***** PROVIDED MATERIAL

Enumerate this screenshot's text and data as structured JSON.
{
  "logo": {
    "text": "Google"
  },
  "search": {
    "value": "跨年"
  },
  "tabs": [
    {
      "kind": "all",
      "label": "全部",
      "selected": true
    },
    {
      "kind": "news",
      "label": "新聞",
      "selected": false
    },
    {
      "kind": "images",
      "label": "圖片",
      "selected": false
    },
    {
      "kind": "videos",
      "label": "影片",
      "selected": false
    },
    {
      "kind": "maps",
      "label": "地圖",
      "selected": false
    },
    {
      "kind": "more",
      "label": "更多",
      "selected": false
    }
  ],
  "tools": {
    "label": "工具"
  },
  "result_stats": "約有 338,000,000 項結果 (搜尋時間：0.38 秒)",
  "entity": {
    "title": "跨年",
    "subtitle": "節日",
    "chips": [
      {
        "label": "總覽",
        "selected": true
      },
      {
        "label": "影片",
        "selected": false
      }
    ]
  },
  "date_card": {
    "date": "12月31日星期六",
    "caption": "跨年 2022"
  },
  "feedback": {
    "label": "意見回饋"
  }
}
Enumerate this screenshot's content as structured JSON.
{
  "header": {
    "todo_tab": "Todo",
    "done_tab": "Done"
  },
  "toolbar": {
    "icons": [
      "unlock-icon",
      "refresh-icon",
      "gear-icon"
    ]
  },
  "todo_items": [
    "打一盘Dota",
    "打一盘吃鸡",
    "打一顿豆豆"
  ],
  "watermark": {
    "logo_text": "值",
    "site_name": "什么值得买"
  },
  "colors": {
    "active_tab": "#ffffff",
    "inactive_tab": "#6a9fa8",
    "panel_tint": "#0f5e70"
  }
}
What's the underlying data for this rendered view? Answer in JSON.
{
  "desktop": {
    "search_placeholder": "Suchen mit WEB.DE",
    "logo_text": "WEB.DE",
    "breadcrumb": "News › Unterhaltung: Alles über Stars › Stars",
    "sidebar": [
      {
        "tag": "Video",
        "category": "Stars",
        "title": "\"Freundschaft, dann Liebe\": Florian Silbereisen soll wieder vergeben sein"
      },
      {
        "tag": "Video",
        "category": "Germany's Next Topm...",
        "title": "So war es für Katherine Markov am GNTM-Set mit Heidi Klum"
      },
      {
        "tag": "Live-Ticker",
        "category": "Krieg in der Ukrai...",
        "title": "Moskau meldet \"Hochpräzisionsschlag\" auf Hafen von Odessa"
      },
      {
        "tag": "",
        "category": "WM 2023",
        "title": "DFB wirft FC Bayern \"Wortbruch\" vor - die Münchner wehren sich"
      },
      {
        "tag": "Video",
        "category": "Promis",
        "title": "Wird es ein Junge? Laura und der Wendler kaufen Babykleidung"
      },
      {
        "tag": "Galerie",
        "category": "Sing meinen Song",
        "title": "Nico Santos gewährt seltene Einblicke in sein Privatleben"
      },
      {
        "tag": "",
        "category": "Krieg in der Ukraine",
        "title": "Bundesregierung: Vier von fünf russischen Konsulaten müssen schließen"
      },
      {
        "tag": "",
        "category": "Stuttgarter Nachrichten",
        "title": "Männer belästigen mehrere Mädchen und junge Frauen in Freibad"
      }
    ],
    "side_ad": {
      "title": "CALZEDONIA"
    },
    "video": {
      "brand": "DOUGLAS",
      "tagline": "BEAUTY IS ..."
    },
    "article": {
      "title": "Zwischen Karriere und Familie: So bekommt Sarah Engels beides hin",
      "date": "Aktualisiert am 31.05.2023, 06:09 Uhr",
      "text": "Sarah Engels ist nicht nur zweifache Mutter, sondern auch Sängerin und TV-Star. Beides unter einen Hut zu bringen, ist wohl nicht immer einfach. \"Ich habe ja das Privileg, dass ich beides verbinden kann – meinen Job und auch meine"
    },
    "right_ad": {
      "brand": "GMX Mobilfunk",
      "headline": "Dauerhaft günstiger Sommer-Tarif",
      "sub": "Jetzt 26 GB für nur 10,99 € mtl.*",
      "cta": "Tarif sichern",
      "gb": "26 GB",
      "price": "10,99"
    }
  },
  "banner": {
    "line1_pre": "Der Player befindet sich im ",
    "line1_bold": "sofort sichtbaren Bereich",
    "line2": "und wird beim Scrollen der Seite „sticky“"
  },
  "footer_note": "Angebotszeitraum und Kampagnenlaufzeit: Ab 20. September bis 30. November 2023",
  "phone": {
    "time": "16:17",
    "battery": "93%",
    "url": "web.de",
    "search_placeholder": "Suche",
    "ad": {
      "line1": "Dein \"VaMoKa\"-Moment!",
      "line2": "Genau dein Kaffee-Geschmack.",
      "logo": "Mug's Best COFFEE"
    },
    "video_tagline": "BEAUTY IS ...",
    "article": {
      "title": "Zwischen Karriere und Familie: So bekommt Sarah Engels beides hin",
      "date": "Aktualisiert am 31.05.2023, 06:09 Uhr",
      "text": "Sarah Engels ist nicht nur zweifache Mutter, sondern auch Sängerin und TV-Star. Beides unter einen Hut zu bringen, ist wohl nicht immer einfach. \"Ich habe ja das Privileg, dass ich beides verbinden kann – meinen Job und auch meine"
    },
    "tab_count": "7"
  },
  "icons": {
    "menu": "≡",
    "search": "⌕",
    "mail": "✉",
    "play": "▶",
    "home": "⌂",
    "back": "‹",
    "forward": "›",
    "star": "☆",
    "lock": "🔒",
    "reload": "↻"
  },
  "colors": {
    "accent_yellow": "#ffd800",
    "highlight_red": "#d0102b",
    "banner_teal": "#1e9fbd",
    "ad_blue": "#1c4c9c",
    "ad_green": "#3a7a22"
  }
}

**********

* [EXERCISE] Reproduce the listing in full. Keep it exactly as written.

* [SOLUTION TO THIS EXERCISE]
Enumerate this screenshot's text and data as structured JSON.
{
  "logo": {
    "text": "Google"
  },
  "search": {
    "value": "跨年"
  },
  "tabs": [
    {
      "kind": "all",
      "label": "全部",
      "selected": true
    },
    {
      "kind": "news",
      "label": "新聞",
      "selected": false
    },
    {
      "kind": "images",
      "label": "圖片",
      "selected": false
    },
    {
      "kind": "videos",
      "label": "影片",
      "selected": false
    },
    {
      "kind": "maps",
      "label": "地圖",
      "selected": false
    },
    {
      "kind": "more",
      "label": "更多",
      "selected": false
    }
  ],
  "tools": {
    "label": "工具"
  },
  "result_stats": "約有 338,000,000 項結果 (搜尋時間：0.38 秒)",
  "entity": {
    "title": "跨年",
    "subtitle": "節日",
    "chips": [
      {
        "label": "總覽",
        "selected": true
      },
      {
        "label": "影片",
        "selected": false
      }
    ]
  },
  "date_card": {
    "date": "12月31日星期六",
    "caption": "跨年 2022"
  },
  "feedback": {
    "label": "意見回饋"
  }
}
Enumerate this screenshot's content as structured JSON.
{
  "header": {
    "todo_tab": "Todo",
    "done_tab": "Done"
  },
  "toolbar": {
    "icons": [
      "unlock-icon",
      "refresh-icon",
      "gear-icon"
    ]
  },
  "todo_items": [
    "打一盘Dota",
    "打一盘吃鸡",
    "打一顿豆豆"
  ],
  "watermark": {
    "logo_text": "值",
    "site_name": "什么值得买"
  },
  "colors": {
    "active_tab": "#ffffff",
    "inactive_tab": "#6a9fa8",
    "panel_tint": "#0f5e70"
  }
}
What's the underlying data for this rendered view? Answer in JSON.
{
  "desktop": {
    "search_placeholder": "Suchen mit WEB.DE",
    "logo_text": "WEB.DE",
    "breadcrumb": "News › Unterhaltung: Alles über Stars › Stars",
    "sidebar": [
      {
        "tag": "Video",
        "category": "Stars",
        "title": "\"Freundschaft, dann Liebe\": Florian Silbereisen soll wieder vergeben sein"
      },
      {
        "tag": "Video",
        "category": "Germany's Next Topm...",
        "title": "So war es für Katherine Markov am GNTM-Set mit Heidi Klum"
      },
      {
        "tag": "Live-Ticker",
        "category": "Krieg in der Ukrai...",
        "title": "Moskau meldet \"Hochpräzisionsschlag\" auf Hafen von Odessa"
      },
      {
        "tag": "",
        "category": "WM 2023",
        "title": "DFB wirft FC Bayern \"Wortbruch\" vor - die Münchner wehren sich"
      },
      {
        "tag": "Video",
        "category": "Promis",
        "title": "Wird es ein Junge? Laura und der Wendler kaufen Babykleidung"
      },
      {
        "tag": "Galerie",
        "category": "Sing meinen Song",
        "title": "Nico Santos gewährt seltene Einblicke in sein Privatleben"
      },
      {
        "tag": "",
        "category": "Krieg in der Ukraine",
        "title": "Bundesregierung: Vier von fünf russischen Konsulaten müssen schließen"
      },
      {
        "tag": "",
        "category": "Stuttgarter Nachrichten",
        "title": "Männer belästigen mehrere Mädchen und junge Frauen in Freibad"
      }
    ],
    "side_ad": {
      "title": "CALZEDONIA"
    },
    "video": {
      "brand": "DOUGLAS",
      "tagline": "BEAUTY IS ..."
    },
    "article": {
      "title": "Zwischen Karriere und Familie: So bekommt Sarah Engels beides hin",
      "date": "Aktualisiert am 31.05.2023, 06:09 Uhr",
      "text": "Sarah Engels ist nicht nur zweifache Mutter, sondern auch Sängerin und TV-Star. Beides unter einen Hut zu bringen, ist wohl nicht immer einfach. \"Ich habe ja das Privileg, dass ich beides verbinden kann – meinen Job und auch meine"
    },
    "right_ad": {
      "brand": "GMX Mobilfunk",
      "headline": "Dauerhaft günstiger Sommer-Tarif",
      "sub": "Jetzt 26 GB für nur 10,99 € mtl.*",
      "cta": "Tarif sichern",
      "gb": "26 GB",
      "price": "10,99"
    }
  },
  "banner": {
    "line1_pre": "Der Player befindet sich im ",
    "line1_bold": "sofort sichtbaren Bereich",
    "line2": "und wird beim Scrollen der Seite „sticky“"
  },
  "footer_note": "Angebotszeitraum und Kampagnenlaufzeit: Ab 20. September bis 30. November 2023",
  "phone": {
    "time": "16:17",
    "battery": "93%",
    "url": "web.de",
    "search_placeholder": "Suche",
    "ad": {
      "line1": "Dein \"VaMoKa\"-Moment!",
      "line2": "Genau dein Kaffee-Geschmack.",
      "logo": "Mug's Best COFFEE"
    },
    "video_tagline": "BEAUTY IS ...",
    "article": {
      "title": "Zwischen Karriere und Familie: So bekommt Sarah Engels beides hin",
      "date": "Aktualisiert am 31.05.2023, 06:09 Uhr",
      "text": "Sarah Engels ist nicht nur zweifache Mutter, sondern auch Sängerin und TV-Star. Beides unter einen Hut zu bringen, ist wohl nicht immer einfach. \"Ich habe ja das Privileg, dass ich beides verbinden kann – meinen Job und auch meine"
    },
    "tab_count": "7"
  },
  "icons": {
    "menu": "≡",
    "search": "⌕",
    "mail": "✉",
    "play": "▶",
    "home": "⌂",
    "back": "‹",
    "forward": "›",
    "star": "☆",
    "lock": "🔒",
    "reload": "↻"
  },
  "colors": {
    "accent_yellow": "#ffd800",
    "highlight_red": "#d0102b",
    "banner_teal": "#1e9fbd",
    "ad_blue": "#1c4c9c",
    "ad_green": "#3a7a22"
  }
}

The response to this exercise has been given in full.